Set problem: Collect every line in the records below that contains the word "eyebrow".

***** Supplied records *****

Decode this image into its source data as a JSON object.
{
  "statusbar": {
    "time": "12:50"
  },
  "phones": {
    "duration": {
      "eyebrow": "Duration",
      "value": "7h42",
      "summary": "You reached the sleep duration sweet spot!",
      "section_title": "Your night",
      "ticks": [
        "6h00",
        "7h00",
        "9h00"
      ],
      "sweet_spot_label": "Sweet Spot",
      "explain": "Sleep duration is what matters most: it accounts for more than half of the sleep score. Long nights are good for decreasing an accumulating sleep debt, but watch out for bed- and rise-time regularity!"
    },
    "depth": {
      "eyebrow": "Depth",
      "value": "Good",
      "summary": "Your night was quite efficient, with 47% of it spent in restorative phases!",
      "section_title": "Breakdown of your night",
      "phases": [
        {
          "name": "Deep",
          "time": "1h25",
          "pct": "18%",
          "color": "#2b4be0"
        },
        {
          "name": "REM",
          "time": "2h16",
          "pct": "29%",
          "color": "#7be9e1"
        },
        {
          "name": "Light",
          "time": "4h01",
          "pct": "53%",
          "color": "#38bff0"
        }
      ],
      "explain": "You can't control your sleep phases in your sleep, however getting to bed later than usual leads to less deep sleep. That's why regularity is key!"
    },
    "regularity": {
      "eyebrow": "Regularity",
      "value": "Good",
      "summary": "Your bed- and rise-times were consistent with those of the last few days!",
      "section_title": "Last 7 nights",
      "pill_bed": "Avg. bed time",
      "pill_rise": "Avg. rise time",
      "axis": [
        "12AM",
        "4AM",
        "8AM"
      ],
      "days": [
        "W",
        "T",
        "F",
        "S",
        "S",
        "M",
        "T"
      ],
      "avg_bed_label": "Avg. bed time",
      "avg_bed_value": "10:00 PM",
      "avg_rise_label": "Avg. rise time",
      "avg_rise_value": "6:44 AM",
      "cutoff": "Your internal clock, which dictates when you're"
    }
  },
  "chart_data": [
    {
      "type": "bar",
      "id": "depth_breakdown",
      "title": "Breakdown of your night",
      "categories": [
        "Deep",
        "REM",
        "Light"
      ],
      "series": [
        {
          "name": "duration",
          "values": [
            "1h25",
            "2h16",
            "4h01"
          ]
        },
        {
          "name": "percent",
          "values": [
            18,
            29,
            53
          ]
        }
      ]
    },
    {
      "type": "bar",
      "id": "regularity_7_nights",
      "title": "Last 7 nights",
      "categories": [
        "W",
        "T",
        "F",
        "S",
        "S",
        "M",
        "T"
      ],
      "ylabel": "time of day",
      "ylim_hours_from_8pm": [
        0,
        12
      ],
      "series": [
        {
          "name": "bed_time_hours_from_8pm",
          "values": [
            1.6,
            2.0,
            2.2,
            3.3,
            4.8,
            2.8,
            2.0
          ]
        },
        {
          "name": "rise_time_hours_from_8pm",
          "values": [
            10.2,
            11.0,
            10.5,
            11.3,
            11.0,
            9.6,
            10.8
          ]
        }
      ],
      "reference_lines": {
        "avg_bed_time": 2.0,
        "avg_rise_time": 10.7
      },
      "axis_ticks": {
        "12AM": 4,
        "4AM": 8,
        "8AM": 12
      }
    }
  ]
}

*****

Answer to the problem:
      "eyebrow": "Duration",
      "eyebrow": "Depth",
      "eyebrow": "Regularity",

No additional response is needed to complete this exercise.